**What the task requires**
Collect all lines from the records below that include the word "результатов".
*** Listing
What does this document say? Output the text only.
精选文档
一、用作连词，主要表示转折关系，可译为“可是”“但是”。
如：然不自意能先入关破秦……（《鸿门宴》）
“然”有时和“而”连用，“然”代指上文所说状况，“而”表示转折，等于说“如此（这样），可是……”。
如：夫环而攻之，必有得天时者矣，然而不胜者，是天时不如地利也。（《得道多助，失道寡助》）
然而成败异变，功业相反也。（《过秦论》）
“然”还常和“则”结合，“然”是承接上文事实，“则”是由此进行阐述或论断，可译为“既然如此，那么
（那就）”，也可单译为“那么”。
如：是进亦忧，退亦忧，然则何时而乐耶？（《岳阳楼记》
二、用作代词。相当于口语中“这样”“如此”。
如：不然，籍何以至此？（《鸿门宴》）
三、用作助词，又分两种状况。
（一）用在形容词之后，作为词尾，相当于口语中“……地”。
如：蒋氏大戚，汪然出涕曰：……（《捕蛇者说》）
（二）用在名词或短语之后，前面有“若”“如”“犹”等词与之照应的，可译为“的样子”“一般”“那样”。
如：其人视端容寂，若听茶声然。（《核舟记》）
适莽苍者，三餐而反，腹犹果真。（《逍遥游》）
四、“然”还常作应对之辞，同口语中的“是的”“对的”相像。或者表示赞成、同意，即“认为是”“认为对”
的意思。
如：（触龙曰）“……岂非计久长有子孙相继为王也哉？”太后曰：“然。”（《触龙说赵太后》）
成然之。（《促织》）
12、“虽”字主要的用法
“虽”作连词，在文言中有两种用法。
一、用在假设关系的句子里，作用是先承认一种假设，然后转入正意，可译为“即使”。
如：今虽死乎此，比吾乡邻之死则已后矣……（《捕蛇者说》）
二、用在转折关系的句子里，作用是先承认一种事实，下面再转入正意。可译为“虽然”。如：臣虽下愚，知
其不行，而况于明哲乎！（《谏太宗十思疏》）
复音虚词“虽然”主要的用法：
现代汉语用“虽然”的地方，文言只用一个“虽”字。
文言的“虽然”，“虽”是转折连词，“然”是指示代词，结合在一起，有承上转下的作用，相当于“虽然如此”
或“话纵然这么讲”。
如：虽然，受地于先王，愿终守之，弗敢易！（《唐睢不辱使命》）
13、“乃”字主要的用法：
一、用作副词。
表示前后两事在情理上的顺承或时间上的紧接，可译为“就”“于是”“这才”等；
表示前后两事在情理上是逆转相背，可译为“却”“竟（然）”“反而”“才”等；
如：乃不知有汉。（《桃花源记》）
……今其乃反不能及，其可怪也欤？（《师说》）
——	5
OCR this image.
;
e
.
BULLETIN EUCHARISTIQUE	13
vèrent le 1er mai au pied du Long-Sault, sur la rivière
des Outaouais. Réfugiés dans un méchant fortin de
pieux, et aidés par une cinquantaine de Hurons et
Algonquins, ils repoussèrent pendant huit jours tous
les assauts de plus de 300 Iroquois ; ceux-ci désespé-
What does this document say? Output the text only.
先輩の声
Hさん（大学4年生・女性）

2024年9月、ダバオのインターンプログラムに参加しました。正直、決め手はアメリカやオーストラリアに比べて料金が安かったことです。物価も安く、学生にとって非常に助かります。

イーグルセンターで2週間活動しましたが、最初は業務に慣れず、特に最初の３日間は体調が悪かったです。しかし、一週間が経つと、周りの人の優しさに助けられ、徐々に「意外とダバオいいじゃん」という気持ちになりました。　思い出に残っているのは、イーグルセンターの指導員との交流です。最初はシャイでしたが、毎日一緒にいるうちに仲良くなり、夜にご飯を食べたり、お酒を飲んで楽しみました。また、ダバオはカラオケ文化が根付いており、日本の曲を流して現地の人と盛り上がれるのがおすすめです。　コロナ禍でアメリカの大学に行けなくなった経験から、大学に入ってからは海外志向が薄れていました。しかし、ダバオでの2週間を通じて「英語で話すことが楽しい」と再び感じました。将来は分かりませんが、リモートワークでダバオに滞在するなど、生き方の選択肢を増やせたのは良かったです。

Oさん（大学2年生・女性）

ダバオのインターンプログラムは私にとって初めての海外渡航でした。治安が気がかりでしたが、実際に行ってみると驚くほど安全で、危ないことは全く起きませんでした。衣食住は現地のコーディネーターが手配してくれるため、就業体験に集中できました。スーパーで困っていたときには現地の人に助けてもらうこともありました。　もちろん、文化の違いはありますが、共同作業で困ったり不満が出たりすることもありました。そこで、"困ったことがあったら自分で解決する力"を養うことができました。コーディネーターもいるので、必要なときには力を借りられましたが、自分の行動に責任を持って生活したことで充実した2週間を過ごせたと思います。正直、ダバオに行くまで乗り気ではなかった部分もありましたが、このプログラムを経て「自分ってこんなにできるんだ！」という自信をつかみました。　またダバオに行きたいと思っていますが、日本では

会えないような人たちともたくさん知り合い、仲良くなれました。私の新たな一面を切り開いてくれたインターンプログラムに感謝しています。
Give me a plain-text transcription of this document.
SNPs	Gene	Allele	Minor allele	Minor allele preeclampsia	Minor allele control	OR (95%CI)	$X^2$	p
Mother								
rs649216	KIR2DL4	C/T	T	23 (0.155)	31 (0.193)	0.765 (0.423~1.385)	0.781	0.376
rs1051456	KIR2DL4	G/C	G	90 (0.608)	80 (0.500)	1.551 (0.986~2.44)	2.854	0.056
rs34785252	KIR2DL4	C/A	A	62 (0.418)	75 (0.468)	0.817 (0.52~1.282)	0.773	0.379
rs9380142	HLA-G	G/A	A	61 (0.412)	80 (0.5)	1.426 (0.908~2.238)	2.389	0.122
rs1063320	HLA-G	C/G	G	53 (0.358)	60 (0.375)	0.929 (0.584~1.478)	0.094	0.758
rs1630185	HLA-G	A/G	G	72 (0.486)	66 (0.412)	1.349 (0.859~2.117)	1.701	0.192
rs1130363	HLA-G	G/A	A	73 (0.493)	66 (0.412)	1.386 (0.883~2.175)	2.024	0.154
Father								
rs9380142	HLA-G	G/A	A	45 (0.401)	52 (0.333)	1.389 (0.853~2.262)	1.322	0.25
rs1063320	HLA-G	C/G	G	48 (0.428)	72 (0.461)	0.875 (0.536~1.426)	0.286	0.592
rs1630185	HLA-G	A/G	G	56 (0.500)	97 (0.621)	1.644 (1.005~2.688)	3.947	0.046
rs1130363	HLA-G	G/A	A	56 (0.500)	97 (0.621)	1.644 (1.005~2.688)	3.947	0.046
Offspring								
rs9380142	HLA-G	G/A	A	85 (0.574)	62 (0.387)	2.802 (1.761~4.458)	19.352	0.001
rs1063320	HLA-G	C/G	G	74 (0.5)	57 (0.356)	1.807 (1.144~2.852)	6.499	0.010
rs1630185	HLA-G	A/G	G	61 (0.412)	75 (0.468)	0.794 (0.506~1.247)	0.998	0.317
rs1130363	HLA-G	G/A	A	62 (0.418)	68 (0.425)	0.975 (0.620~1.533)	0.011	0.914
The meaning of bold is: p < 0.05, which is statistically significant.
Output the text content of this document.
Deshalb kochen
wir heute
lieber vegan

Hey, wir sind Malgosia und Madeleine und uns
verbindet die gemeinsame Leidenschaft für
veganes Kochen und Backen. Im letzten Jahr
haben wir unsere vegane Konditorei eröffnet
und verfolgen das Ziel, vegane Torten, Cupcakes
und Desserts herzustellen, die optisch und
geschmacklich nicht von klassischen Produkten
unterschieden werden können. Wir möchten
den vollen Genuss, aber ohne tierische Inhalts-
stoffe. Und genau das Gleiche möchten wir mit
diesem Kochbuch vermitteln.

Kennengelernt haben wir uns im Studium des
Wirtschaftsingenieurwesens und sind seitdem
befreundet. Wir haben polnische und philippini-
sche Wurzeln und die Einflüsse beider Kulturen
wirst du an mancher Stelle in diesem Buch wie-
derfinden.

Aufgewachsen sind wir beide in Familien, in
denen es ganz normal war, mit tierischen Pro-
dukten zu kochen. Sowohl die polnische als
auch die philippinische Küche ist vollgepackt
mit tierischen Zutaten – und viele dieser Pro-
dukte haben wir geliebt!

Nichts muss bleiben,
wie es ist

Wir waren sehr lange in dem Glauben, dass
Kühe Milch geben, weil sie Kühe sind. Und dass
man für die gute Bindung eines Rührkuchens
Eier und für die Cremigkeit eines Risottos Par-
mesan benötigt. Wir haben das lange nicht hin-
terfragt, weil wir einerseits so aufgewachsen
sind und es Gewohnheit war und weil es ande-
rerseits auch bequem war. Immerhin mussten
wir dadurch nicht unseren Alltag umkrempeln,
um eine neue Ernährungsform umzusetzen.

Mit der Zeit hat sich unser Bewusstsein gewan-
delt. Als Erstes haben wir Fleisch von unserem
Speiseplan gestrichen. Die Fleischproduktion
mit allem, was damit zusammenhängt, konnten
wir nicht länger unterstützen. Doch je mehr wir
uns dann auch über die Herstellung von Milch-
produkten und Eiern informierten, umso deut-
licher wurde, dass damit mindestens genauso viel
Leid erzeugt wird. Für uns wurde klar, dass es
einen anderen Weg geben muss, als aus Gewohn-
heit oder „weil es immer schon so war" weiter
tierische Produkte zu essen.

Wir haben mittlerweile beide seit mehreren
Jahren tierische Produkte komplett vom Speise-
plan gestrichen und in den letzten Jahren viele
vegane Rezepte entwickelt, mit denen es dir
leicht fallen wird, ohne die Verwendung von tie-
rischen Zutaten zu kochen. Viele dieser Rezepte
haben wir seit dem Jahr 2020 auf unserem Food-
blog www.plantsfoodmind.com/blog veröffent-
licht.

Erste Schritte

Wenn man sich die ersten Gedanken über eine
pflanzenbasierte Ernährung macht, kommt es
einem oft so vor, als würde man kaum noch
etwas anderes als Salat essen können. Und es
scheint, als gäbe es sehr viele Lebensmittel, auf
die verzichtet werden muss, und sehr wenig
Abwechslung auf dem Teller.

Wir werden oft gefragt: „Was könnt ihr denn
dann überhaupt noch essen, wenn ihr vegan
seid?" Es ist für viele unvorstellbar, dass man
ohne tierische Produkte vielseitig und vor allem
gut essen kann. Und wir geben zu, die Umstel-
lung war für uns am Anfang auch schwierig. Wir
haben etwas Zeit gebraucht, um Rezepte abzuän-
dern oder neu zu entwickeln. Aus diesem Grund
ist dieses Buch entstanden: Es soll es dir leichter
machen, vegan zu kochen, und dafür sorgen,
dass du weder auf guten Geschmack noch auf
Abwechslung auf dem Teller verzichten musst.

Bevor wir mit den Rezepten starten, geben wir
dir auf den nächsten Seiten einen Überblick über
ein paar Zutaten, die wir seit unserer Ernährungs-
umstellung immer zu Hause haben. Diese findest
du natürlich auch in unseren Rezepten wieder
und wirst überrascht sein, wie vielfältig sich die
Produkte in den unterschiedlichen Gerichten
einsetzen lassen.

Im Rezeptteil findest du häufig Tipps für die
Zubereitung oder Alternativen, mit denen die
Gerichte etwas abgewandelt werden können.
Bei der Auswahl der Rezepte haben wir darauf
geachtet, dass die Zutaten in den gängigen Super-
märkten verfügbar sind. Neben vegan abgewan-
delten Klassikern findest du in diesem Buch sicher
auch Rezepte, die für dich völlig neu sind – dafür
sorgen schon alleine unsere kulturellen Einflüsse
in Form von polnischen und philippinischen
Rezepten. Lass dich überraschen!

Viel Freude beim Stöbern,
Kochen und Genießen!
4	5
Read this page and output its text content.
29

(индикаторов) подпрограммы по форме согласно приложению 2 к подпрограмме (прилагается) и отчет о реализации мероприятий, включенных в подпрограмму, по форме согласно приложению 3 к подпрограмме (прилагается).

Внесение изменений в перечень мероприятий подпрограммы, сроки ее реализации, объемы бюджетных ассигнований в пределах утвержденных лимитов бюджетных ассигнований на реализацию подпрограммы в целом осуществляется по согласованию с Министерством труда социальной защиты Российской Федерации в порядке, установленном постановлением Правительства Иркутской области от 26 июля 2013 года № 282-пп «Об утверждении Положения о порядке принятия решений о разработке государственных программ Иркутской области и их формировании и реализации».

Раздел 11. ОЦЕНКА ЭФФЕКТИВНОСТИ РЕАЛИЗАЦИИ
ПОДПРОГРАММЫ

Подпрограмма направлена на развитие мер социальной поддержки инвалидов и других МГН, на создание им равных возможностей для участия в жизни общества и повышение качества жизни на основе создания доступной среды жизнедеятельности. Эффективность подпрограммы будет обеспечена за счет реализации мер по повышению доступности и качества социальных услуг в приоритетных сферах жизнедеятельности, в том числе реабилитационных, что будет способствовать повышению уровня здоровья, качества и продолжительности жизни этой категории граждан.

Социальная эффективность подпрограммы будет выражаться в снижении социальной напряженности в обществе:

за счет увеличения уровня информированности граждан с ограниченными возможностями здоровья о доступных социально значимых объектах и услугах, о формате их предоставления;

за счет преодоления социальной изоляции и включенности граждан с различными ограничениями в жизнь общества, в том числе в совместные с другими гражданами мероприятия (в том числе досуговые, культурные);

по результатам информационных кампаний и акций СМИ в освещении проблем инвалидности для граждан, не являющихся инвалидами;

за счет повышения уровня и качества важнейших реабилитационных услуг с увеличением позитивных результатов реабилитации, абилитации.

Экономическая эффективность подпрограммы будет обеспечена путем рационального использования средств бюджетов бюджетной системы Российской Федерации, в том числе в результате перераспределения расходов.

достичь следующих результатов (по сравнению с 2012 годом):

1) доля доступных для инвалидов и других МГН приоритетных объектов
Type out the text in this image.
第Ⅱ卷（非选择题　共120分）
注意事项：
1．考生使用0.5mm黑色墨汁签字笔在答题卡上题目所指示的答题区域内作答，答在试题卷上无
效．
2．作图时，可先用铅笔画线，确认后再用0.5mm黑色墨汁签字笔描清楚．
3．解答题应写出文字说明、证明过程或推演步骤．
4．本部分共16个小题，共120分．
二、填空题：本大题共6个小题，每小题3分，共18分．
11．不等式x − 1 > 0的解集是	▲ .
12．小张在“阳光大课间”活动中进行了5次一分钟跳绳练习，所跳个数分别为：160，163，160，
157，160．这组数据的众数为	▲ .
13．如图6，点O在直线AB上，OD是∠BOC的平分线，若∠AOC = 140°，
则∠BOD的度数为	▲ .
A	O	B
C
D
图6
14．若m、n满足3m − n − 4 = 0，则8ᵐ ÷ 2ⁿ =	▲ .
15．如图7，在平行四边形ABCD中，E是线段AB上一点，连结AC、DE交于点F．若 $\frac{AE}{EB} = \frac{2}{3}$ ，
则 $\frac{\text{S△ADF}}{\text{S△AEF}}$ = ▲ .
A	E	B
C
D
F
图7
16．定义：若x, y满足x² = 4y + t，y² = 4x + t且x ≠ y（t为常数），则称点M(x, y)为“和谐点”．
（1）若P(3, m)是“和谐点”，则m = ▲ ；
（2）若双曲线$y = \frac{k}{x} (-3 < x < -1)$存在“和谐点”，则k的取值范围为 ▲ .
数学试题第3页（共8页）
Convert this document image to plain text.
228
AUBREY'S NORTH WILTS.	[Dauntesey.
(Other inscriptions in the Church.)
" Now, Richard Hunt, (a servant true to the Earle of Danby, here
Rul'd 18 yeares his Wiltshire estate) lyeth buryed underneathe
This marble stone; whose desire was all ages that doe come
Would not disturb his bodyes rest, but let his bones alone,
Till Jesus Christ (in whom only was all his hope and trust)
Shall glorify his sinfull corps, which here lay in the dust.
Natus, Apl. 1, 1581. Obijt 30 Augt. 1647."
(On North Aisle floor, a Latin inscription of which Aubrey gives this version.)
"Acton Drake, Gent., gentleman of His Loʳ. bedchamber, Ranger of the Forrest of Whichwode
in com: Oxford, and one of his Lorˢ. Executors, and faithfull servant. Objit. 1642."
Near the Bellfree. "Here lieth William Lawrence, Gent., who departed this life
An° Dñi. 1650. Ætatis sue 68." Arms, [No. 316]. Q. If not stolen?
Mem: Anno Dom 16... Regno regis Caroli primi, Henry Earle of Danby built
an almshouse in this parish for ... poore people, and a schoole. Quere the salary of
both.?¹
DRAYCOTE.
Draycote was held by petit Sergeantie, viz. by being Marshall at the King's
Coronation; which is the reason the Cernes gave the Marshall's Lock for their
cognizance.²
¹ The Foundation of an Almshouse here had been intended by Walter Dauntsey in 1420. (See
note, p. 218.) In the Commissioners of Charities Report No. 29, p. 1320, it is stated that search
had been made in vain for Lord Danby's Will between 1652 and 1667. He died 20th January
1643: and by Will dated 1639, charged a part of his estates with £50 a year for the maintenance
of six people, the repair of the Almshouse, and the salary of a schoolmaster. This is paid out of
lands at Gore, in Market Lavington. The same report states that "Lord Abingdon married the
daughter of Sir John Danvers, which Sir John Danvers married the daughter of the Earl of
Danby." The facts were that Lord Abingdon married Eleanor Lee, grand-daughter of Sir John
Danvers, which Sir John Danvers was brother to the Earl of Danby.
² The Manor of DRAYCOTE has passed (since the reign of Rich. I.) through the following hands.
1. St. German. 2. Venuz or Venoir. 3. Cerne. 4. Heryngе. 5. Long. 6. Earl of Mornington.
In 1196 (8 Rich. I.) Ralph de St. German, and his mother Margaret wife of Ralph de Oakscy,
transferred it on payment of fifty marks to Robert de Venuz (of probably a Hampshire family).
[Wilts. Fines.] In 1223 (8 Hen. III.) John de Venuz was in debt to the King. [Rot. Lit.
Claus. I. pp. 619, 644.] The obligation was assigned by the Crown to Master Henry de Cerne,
******
**Solution**
за счет повышения уровня и качества важнейших реабилитационных услуг с увеличением позитивных результатов реабилитации, абилитации.
достичь следующих результатов (по сравнению с 2012 годом):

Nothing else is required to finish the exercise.